(Task statement)
Work out how many lines include "base" and answer with that number only.

(Supplied information)
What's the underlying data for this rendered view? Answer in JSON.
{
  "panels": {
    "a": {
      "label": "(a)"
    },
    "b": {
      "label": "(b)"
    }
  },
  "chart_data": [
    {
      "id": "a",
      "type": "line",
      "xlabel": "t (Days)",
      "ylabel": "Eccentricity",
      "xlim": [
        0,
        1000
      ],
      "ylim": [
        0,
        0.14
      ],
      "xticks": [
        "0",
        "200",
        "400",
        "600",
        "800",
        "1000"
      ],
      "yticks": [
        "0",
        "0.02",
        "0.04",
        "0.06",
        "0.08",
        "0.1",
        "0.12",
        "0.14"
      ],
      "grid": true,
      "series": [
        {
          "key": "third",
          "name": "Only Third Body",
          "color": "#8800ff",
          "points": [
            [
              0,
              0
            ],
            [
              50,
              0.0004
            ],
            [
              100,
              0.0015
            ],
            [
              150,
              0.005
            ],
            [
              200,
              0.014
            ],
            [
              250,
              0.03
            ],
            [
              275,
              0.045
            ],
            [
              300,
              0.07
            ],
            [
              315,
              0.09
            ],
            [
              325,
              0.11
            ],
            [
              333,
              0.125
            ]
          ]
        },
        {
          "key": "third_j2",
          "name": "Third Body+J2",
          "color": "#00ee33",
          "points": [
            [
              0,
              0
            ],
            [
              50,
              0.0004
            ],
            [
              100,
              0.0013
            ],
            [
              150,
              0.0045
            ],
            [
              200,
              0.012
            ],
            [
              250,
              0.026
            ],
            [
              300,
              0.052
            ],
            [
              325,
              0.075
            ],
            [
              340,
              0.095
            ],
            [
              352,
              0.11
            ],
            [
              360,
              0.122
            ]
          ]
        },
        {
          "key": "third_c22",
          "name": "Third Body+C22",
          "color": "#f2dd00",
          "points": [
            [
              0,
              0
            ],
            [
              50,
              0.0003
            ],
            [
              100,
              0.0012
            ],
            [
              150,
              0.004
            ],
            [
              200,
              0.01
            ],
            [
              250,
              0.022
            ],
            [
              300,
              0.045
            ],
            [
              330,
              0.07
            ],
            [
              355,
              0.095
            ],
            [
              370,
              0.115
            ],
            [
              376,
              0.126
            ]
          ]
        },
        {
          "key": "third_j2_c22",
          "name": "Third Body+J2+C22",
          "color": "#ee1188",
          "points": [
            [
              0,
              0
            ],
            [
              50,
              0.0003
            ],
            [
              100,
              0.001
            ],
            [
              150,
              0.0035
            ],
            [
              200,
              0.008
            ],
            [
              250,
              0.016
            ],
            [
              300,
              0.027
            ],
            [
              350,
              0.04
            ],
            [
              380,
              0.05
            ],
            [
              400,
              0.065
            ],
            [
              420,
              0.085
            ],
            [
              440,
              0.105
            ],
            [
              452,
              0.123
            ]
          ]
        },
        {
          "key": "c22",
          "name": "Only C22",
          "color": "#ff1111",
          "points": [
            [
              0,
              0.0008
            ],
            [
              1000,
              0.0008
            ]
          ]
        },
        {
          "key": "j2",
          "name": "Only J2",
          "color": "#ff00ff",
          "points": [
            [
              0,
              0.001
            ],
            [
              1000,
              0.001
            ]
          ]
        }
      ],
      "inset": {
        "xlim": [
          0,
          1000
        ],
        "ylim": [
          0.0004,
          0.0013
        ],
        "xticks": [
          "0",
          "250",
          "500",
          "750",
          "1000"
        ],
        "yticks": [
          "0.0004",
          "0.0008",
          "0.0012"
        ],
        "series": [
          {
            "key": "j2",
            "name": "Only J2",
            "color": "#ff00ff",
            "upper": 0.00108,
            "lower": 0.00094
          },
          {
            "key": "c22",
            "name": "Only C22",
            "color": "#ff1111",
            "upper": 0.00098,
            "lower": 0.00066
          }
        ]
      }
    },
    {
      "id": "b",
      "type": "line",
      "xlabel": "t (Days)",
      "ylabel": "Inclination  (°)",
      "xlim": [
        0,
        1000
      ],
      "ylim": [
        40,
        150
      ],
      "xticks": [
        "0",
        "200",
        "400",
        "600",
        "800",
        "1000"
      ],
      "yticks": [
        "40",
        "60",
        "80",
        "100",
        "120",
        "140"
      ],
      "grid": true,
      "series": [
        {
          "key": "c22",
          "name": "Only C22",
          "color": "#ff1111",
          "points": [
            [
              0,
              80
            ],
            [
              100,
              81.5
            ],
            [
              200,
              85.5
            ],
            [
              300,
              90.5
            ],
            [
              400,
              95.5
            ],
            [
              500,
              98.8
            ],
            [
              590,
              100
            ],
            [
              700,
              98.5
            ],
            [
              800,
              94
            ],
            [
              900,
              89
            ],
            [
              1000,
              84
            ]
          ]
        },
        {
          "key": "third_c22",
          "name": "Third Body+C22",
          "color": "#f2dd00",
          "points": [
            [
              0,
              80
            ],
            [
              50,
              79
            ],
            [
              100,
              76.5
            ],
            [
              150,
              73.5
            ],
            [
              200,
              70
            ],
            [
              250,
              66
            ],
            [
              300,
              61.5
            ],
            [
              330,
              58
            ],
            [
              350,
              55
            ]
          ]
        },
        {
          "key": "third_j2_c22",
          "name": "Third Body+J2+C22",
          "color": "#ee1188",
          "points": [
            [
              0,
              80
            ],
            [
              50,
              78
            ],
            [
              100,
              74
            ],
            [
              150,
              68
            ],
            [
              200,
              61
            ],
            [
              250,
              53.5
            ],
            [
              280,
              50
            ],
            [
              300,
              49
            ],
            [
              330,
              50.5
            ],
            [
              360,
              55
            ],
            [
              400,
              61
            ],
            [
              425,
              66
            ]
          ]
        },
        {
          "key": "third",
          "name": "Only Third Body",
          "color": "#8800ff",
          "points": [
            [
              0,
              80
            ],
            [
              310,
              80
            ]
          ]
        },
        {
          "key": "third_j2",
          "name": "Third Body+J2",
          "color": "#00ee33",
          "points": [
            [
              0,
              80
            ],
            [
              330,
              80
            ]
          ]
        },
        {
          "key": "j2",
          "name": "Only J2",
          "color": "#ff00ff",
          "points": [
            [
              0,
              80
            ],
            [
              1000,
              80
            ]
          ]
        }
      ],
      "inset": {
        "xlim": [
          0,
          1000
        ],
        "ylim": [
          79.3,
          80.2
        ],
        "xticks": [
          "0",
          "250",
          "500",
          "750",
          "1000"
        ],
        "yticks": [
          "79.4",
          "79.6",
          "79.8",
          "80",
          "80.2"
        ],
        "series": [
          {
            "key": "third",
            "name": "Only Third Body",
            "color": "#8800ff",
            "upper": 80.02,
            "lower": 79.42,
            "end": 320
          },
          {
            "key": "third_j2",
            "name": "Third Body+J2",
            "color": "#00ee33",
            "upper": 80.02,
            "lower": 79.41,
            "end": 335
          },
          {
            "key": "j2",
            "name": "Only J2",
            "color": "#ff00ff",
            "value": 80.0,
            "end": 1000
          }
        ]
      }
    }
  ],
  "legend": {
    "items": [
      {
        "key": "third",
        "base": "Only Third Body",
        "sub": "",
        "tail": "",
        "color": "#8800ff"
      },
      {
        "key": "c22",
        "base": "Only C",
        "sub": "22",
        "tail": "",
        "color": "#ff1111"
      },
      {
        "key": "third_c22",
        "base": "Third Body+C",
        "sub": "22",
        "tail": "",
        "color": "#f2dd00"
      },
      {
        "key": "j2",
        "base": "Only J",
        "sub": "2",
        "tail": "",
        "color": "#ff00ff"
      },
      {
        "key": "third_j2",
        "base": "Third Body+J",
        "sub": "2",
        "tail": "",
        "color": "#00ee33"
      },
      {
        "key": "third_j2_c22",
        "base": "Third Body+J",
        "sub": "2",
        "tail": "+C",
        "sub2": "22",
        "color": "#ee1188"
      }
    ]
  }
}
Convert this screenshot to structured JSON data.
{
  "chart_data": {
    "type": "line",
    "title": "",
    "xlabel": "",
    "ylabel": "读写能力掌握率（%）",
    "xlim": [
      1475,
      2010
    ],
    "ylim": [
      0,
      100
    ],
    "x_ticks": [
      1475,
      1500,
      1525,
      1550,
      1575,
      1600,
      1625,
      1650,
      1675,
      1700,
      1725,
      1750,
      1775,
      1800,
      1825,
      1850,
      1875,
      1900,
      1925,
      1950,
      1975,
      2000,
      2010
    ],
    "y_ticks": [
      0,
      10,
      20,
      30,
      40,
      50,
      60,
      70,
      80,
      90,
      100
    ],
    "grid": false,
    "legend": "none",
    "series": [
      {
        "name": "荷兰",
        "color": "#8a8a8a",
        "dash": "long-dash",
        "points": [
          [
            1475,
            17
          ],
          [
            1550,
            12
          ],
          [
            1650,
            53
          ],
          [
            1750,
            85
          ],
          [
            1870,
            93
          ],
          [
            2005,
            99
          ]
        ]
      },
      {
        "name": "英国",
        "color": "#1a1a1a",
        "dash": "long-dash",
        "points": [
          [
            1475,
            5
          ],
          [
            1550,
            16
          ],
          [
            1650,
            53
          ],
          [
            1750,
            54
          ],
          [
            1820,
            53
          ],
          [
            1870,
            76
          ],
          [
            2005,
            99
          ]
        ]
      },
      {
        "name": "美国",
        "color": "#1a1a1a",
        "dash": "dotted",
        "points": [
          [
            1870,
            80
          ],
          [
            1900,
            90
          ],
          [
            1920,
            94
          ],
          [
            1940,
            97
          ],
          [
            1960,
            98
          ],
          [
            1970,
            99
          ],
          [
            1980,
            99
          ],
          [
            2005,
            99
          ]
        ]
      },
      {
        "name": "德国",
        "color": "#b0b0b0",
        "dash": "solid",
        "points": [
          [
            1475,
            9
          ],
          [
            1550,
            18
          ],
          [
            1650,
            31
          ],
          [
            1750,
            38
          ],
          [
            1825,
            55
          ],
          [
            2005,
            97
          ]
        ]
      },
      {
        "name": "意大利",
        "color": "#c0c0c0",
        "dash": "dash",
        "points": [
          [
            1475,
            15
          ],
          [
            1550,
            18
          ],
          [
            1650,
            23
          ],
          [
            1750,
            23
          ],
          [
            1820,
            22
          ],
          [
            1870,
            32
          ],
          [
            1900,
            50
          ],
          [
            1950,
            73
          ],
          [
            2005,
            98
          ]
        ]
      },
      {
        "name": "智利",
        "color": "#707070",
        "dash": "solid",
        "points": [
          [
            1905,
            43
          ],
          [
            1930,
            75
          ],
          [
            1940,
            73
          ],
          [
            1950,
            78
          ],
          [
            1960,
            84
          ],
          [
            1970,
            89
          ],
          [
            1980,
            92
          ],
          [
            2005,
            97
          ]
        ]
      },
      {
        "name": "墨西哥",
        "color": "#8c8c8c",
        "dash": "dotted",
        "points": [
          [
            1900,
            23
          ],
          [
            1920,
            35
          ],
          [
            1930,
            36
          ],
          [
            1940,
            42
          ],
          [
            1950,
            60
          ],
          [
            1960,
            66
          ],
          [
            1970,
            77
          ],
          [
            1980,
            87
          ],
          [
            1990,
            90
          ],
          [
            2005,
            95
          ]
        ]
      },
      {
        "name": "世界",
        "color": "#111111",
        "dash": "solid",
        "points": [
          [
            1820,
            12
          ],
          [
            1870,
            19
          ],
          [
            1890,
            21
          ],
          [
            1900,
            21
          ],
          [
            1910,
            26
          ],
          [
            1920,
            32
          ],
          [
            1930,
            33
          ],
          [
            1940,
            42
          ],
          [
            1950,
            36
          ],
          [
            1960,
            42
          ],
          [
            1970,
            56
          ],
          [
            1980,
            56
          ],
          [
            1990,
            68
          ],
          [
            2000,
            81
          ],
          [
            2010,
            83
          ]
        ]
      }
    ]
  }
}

(Worked answer)
6